- **Work instructions**:
Copy all of the material exactly. Pictures are not to appear in the copy.

** Start of Exercise input **

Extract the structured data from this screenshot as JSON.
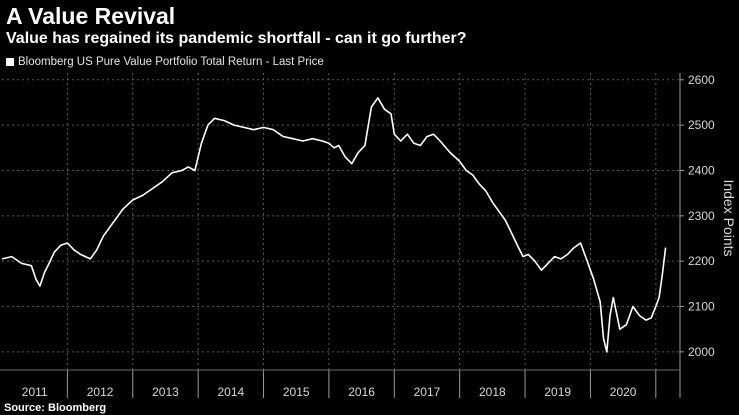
{
  "header": {
    "title": "A Value Revival",
    "subtitle": "Value has regained its pandemic shortfall - can it go further?",
    "source": "Source: Bloomberg"
  },
  "chart_data": {
    "type": "line",
    "ylabel": "Index Points",
    "ylim": [
      1960,
      2615
    ],
    "yticks": [
      2000,
      2100,
      2200,
      2300,
      2400,
      2500,
      2600
    ],
    "ytick_labels": [
      "2000",
      "2100",
      "2200",
      "2300",
      "2400",
      "2500",
      "2600"
    ],
    "x_categories": [
      "2011",
      "2012",
      "2013",
      "2014",
      "2015",
      "2016",
      "2017",
      "2018",
      "2019",
      "2020"
    ],
    "grid": true,
    "legend_position": "top-left",
    "colors": {
      "background": "#000000",
      "line": "#ffffff",
      "grid": "#5a5a5a",
      "text": "#d8d8d8"
    },
    "series": [
      {
        "name": "Bloomberg US Pure Value Portfolio Total Return - Last Price",
        "x": [
          2011.0,
          2011.15,
          2011.3,
          2011.45,
          2011.52,
          2011.58,
          2011.65,
          2011.72,
          2011.8,
          2011.9,
          2012.0,
          2012.1,
          2012.2,
          2012.35,
          2012.45,
          2012.55,
          2012.7,
          2012.85,
          2013.0,
          2013.15,
          2013.3,
          2013.45,
          2013.6,
          2013.75,
          2013.85,
          2013.95,
          2014.05,
          2014.15,
          2014.25,
          2014.4,
          2014.55,
          2014.7,
          2014.85,
          2015.0,
          2015.15,
          2015.3,
          2015.45,
          2015.6,
          2015.75,
          2015.9,
          2016.0,
          2016.08,
          2016.15,
          2016.25,
          2016.35,
          2016.45,
          2016.55,
          2016.65,
          2016.75,
          2016.85,
          2016.95,
          2017.0,
          2017.1,
          2017.2,
          2017.3,
          2017.4,
          2017.5,
          2017.6,
          2017.7,
          2017.85,
          2018.0,
          2018.1,
          2018.2,
          2018.3,
          2018.4,
          2018.5,
          2018.6,
          2018.7,
          2018.8,
          2018.9,
          2018.97,
          2019.05,
          2019.15,
          2019.25,
          2019.35,
          2019.45,
          2019.55,
          2019.65,
          2019.75,
          2019.85,
          2019.95,
          2020.05,
          2020.15,
          2020.2,
          2020.25,
          2020.3,
          2020.35,
          2020.45,
          2020.55,
          2020.65,
          2020.75,
          2020.85,
          2020.93,
          2021.0,
          2021.05,
          2021.1,
          2021.15
        ],
        "values": [
          2205,
          2210,
          2195,
          2190,
          2160,
          2145,
          2175,
          2195,
          2220,
          2235,
          2240,
          2225,
          2215,
          2205,
          2225,
          2255,
          2285,
          2315,
          2335,
          2345,
          2360,
          2375,
          2395,
          2400,
          2408,
          2400,
          2460,
          2500,
          2515,
          2510,
          2500,
          2495,
          2490,
          2495,
          2490,
          2475,
          2470,
          2465,
          2470,
          2465,
          2460,
          2450,
          2455,
          2430,
          2415,
          2440,
          2455,
          2540,
          2560,
          2535,
          2525,
          2480,
          2465,
          2480,
          2460,
          2455,
          2475,
          2480,
          2465,
          2440,
          2420,
          2400,
          2390,
          2370,
          2355,
          2330,
          2310,
          2290,
          2260,
          2230,
          2210,
          2215,
          2200,
          2180,
          2195,
          2210,
          2205,
          2215,
          2230,
          2240,
          2200,
          2160,
          2110,
          2030,
          2000,
          2080,
          2120,
          2050,
          2060,
          2100,
          2080,
          2070,
          2075,
          2100,
          2120,
          2170,
          2230
        ]
      }
    ]
  }
}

** End of Exercise input **

- **Reply to the exercise**:
Extract the structured data from this screenshot as JSON.
{
  "header": {
    "title": "A Value Revival",
    "subtitle": "Value has regained its pandemic shortfall - can it go further?",
    "source": "Source: Bloomberg"
  },
  "chart_data": {
    "type": "line",
    "ylabel": "Index Points",
    "ylim": [
      1960,
      2615
    ],
    "yticks": [
      2000,
      2100,
      2200,
      2300,
      2400,
      2500,
      2600
    ],
    "ytick_labels": [
      "2000",
      "2100",
      "2200",
      "2300",
      "2400",
      "2500",
      "2600"
    ],
    "x_categories": [
      "2011",
      "2012",
      "2013",
      "2014",
      "2015",
      "2016",
      "2017",
      "2018",
      "2019",
      "2020"
    ],
    "grid": true,
    "legend_position": "top-left",
    "colors": {
      "background": "#000000",
      "line": "#ffffff",
      "grid": "#5a5a5a",
      "text": "#d8d8d8"
    },
    "series": [
      {
        "name": "Bloomberg US Pure Value Portfolio Total Return - Last Price",
        "x": [
          2011.0,
          2011.15,
          2011.3,
          2011.45,
          2011.52,
          2011.58,
          2011.65,
          2011.72,
          2011.8,
          2011.9,
          2012.0,
          2012.1,
          2012.2,
          2012.35,
          2012.45,
          2012.55,
          2012.7,
          2012.85,
          2013.0,
          2013.15,
          2013.3,
          2013.45,
          2013.6,
          2013.75,
          2013.85,
          2013.95,
          2014.05,
          2014.15,
          2014.25,
          2014.4,
          2014.55,
          2014.7,
          2014.85,
          2015.0,
          2015.15,
          2015.3,
          2015.45,
          2015.6,
          2015.75,
          2015.9,
          2016.0,
          2016.08,
          2016.15,
          2016.25,
          2016.35,
          2016.45,
          2016.55,
          2016.65,
          2016.75,
          2016.85,
          2016.95,
          2017.0,
          2017.1,
          2017.2,
          2017.3,
          2017.4,
          2017.5,
          2017.6,
          2017.7,
          2017.85,
          2018.0,
          2018.1,
          2018.2,
          2018.3,
          2018.4,
          2018.5,
          2018.6,
          2018.7,
          2018.8,
          2018.9,
          2018.97,
          2019.05,
          2019.15,
          2019.25,
          2019.35,
          2019.45,
          2019.55,
          2019.65,
          2019.75,
          2019.85,
          2019.95,
          2020.05,
          2020.15,
          2020.2,
          2020.25,
          2020.3,
          2020.35,
          2020.45,
          2020.55,
          2020.65,
          2020.75,
          2020.85,
          2020.93,
          2021.0,
          2021.05,
          2021.1,
          2021.15
        ],
        "values": [
          2205,
          2210,
          2195,
          2190,
          2160,
          2145,
          2175,
          2195,
          2220,
          2235,
          2240,
          2225,
          2215,
          2205,
          2225,
          2255,
          2285,
          2315,
          2335,
          2345,
          2360,
          2375,
          2395,
          2400,
          2408,
          2400,
          2460,
          2500,
          2515,
          2510,
          2500,
          2495,
          2490,
          2495,
          2490,
          2475,
          2470,
          2465,
          2470,
          2465,
          2460,
          2450,
          2455,
          2430,
          2415,
          2440,
          2455,
          2540,
          2560,
          2535,
          2525,
          2480,
          2465,
          2480,
          2460,
          2455,
          2475,
          2480,
          2465,
          2440,
          2420,
          2400,
          2390,
          2370,
          2355,
          2330,
          2310,
          2290,
          2260,
          2230,
          2210,
          2215,
          2200,
          2180,
          2195,
          2210,
          2205,
          2215,
          2230,
          2240,
          2200,
          2160,
          2110,
          2030,
          2000,
          2080,
          2120,
          2050,
          2060,
          2100,
          2080,
          2070,
          2075,
          2100,
          2120,
          2170,
          2230
        ]
      }
    ]
  }
}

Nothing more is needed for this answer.